Data extracted from a collection>
— start —
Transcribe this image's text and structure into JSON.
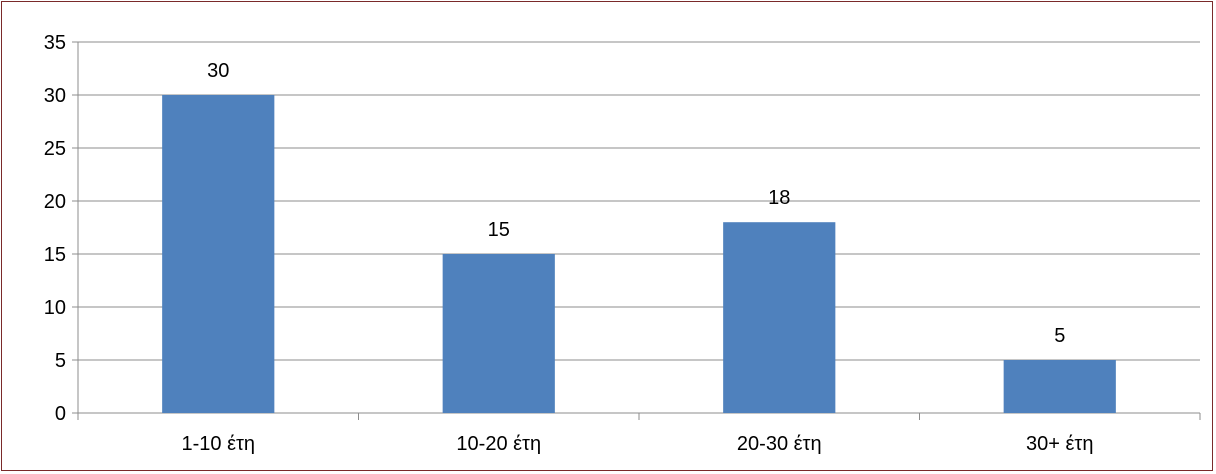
{
  "chart_data": {
    "type": "bar",
    "categories": [
      "1-10 έτη",
      "10-20 έτη",
      "20-30 έτη",
      "30+ έτη"
    ],
    "values": [
      30,
      15,
      18,
      5
    ],
    "ylim": [
      0,
      35
    ],
    "yticks": [
      0,
      5,
      10,
      15,
      20,
      25,
      30,
      35
    ],
    "title": "",
    "xlabel": "",
    "ylabel": "",
    "grid": true,
    "legend": "none",
    "bar_color": "#4f81bd",
    "grid_color": "#8c8c8c"
  }
}
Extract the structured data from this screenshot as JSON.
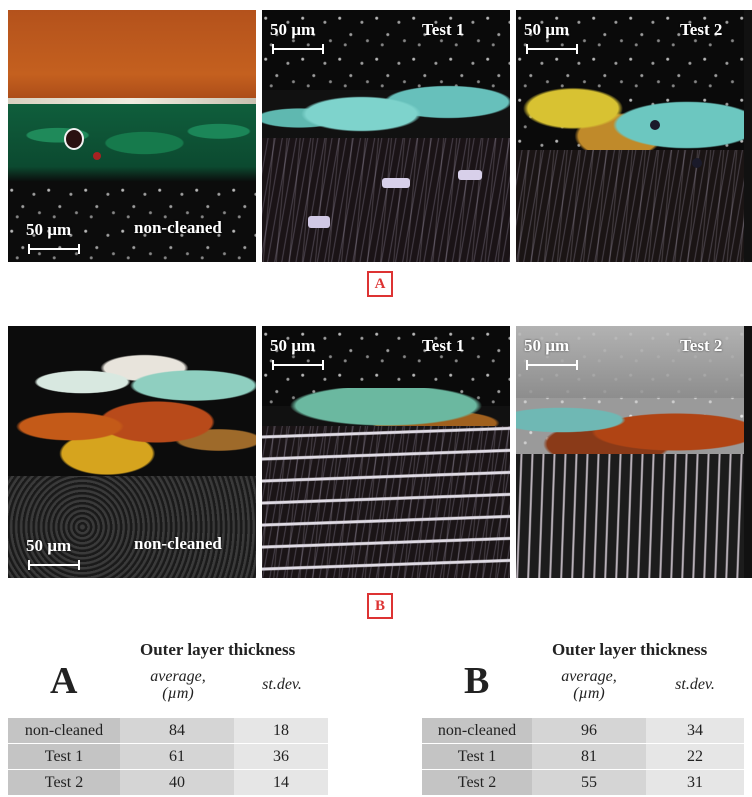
{
  "panels": {
    "A": {
      "noncleaned": {
        "scale": "50 µm",
        "tag": "non-cleaned"
      },
      "test1": {
        "scale": "50 µm",
        "tag": "Test 1"
      },
      "test2": {
        "scale": "50 µm",
        "tag": "Test 2"
      }
    },
    "B": {
      "noncleaned": {
        "scale": "50 µm",
        "tag": "non-cleaned"
      },
      "test1": {
        "scale": "50 µm",
        "tag": "Test 1"
      },
      "test2": {
        "scale": "50 µm",
        "tag": "Test 2"
      }
    }
  },
  "boxed_labels": {
    "a": "A",
    "b": "B"
  },
  "tables": {
    "A": {
      "letter": "A",
      "title": "Outer layer thickness",
      "col_avg": "average, (µm)",
      "col_sd": "st.dev.",
      "rows": [
        {
          "name": "non-cleaned",
          "avg": "84",
          "sd": "18"
        },
        {
          "name": "Test 1",
          "avg": "61",
          "sd": "36"
        },
        {
          "name": "Test 2",
          "avg": "40",
          "sd": "14"
        }
      ]
    },
    "B": {
      "letter": "B",
      "title": "Outer layer thickness",
      "col_avg": "average, (µm)",
      "col_sd": "st.dev.",
      "rows": [
        {
          "name": "non-cleaned",
          "avg": "96",
          "sd": "34"
        },
        {
          "name": "Test 1",
          "avg": "81",
          "sd": "22"
        },
        {
          "name": "Test 2",
          "avg": "55",
          "sd": "31"
        }
      ]
    }
  },
  "colors": {
    "box_red": "#d33333",
    "cell_name": "#c4c4c4",
    "cell_avg": "#d5d5d5",
    "cell_sd": "#e6e6e6"
  }
}
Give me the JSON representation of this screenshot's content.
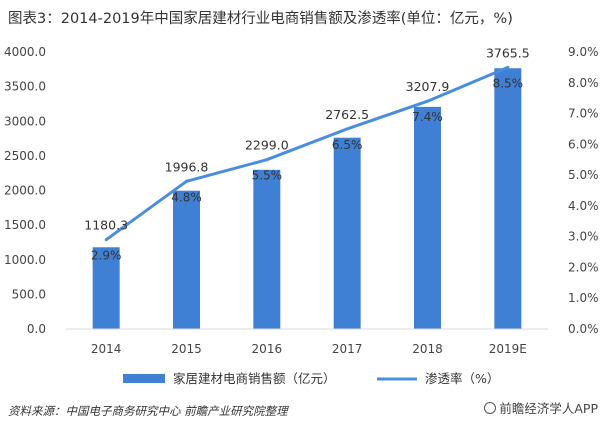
{
  "header": {
    "title": "图表3：2014-2019年中国家居建材行业电商销售额及渗透率(单位：亿元，%)"
  },
  "footer": {
    "source": "资料来源：中国电子商务研究中心 前瞻产业研究院整理",
    "brand": "前瞻经济学人APP"
  },
  "colors": {
    "bar": "#3f7fd4",
    "line": "#4a8de0",
    "axis_text": "#444444",
    "grid": "#d9d9d9"
  },
  "chart_data": {
    "type": "bar",
    "categories": [
      "2014",
      "2015",
      "2016",
      "2017",
      "2018",
      "2019E"
    ],
    "series": [
      {
        "name": "家居建材电商销售额（亿元）",
        "type": "bar",
        "axis": "left",
        "values": [
          1180.3,
          1996.8,
          2299.0,
          2762.5,
          3207.9,
          3765.5
        ],
        "labels": [
          "1180.3",
          "1996.8",
          "2299.0",
          "2762.5",
          "3207.9",
          "3765.5"
        ]
      },
      {
        "name": "渗透率（%）",
        "type": "line",
        "axis": "right",
        "values": [
          2.9,
          4.8,
          5.5,
          6.5,
          7.4,
          8.5
        ],
        "labels": [
          "2.9%",
          "4.8%",
          "5.5%",
          "6.5%",
          "7.4%",
          "8.5%"
        ]
      }
    ],
    "y_left": {
      "ylim": [
        0,
        4000
      ],
      "ticks": [
        "0.0",
        "500.0",
        "1000.0",
        "1500.0",
        "2000.0",
        "2500.0",
        "3000.0",
        "3500.0",
        "4000.0"
      ]
    },
    "y_right": {
      "ylim": [
        0,
        9
      ],
      "ticks": [
        "0.0%",
        "1.0%",
        "2.0%",
        "3.0%",
        "4.0%",
        "5.0%",
        "6.0%",
        "7.0%",
        "8.0%",
        "9.0%"
      ]
    },
    "legend_position": "bottom-center",
    "grid": false
  }
}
— end —
Written request>
Restate the entire listing word for word, excluding pictures.

Expected answer>
Transcribe this image's text and structure into JSON.
{
  "chart_data": {
    "type": "bar",
    "categories": [
      "1-10 έτη",
      "10-20 έτη",
      "20-30 έτη",
      "30+ έτη"
    ],
    "values": [
      30,
      15,
      18,
      5
    ],
    "ylim": [
      0,
      35
    ],
    "yticks": [
      0,
      5,
      10,
      15,
      20,
      25,
      30,
      35
    ],
    "title": "",
    "xlabel": "",
    "ylabel": "",
    "grid": true,
    "legend": "none",
    "bar_color": "#4f81bd",
    "grid_color": "#8c8c8c"
  }
}
Extract the structured data from this screenshot as JSON.
{
  "panels": {
    "A": {
      "noncleaned": {
        "scale": "50 µm",
        "tag": "non-cleaned"
      },
      "test1": {
        "scale": "50 µm",
        "tag": "Test 1"
      },
      "test2": {
        "scale": "50 µm",
        "tag": "Test 2"
      }
    },
    "B": {
      "noncleaned": {
        "scale": "50 µm",
        "tag": "non-cleaned"
      },
      "test1": {
        "scale": "50 µm",
        "tag": "Test 1"
      },
      "test2": {
        "scale": "50 µm",
        "tag": "Test 2"
      }
    }
  },
  "boxed_labels": {
    "a": "A",
    "b": "B"
  },
  "tables": {
    "A": {
      "letter": "A",
      "title": "Outer layer thickness",
      "col_avg": "average, (µm)",
      "col_sd": "st.dev.",
      "rows": [
        {
          "name": "non-cleaned",
          "avg": "84",
          "sd": "18"
        },
        {
          "name": "Test 1",
          "avg": "61",
          "sd": "36"
        },
        {
          "name": "Test 2",
          "avg": "40",
          "sd": "14"
        }
      ]
    },
    "B": {
      "letter": "B",
      "title": "Outer layer thickness",
      "col_avg": "average, (µm)",
      "col_sd": "st.dev.",
      "rows": [
        {
          "name": "non-cleaned",
          "avg": "96",
          "sd": "34"
        },
        {
          "name": "Test 1",
          "avg": "81",
          "sd": "22"
        },
        {
          "name": "Test 2",
          "avg": "55",
          "sd": "31"
        }
      ]
    }
  },
  "colors": {
    "box_red": "#d33333",
    "cell_name": "#c4c4c4",
    "cell_avg": "#d5d5d5",
    "cell_sd": "#e6e6e6"
  }
}
Give me the JSON representation of this screenshot's content.
{
  "header": {
    "title": "图表3：2014-2019年中国家居建材行业电商销售额及渗透率(单位：亿元，%)"
  },
  "footer": {
    "source": "资料来源：中国电子商务研究中心 前瞻产业研究院整理",
    "brand": "前瞻经济学人APP"
  },
  "colors": {
    "bar": "#3f7fd4",
    "line": "#4a8de0",
    "axis_text": "#444444",
    "grid": "#d9d9d9"
  },
  "chart_data": {
    "type": "bar",
    "categories": [
      "2014",
      "2015",
      "2016",
      "2017",
      "2018",
      "2019E"
    ],
    "series": [
      {
        "name": "家居建材电商销售额（亿元）",
        "type": "bar",
        "axis": "left",
        "values": [
          1180.3,
          1996.8,
          2299.0,
          2762.5,
          3207.9,
          3765.5
        ],
        "labels": [
          "1180.3",
          "1996.8",
          "2299.0",
          "2762.5",
          "3207.9",
          "3765.5"
        ]
      },
      {
        "name": "渗透率（%）",
        "type": "line",
        "axis": "right",
        "values": [
          2.9,
          4.8,
          5.5,
          6.5,
          7.4,
          8.5
        ],
        "labels": [
          "2.9%",
          "4.8%",
          "5.5%",
          "6.5%",
          "7.4%",
          "8.5%"
        ]
      }
    ],
    "y_left": {
      "ylim": [
        0,
        4000
      ],
      "ticks": [
        "0.0",
        "500.0",
        "1000.0",
        "1500.0",
        "2000.0",
        "2500.0",
        "3000.0",
        "3500.0",
        "4000.0"
      ]
    },
    "y_right": {
      "ylim": [
        0,
        9
      ],
      "ticks": [
        "0.0%",
        "1.0%",
        "2.0%",
        "3.0%",
        "4.0%",
        "5.0%",
        "6.0%",
        "7.0%",
        "8.0%",
        "9.0%"
      ]
    },
    "legend_position": "bottom-center",
    "grid": false
  }
}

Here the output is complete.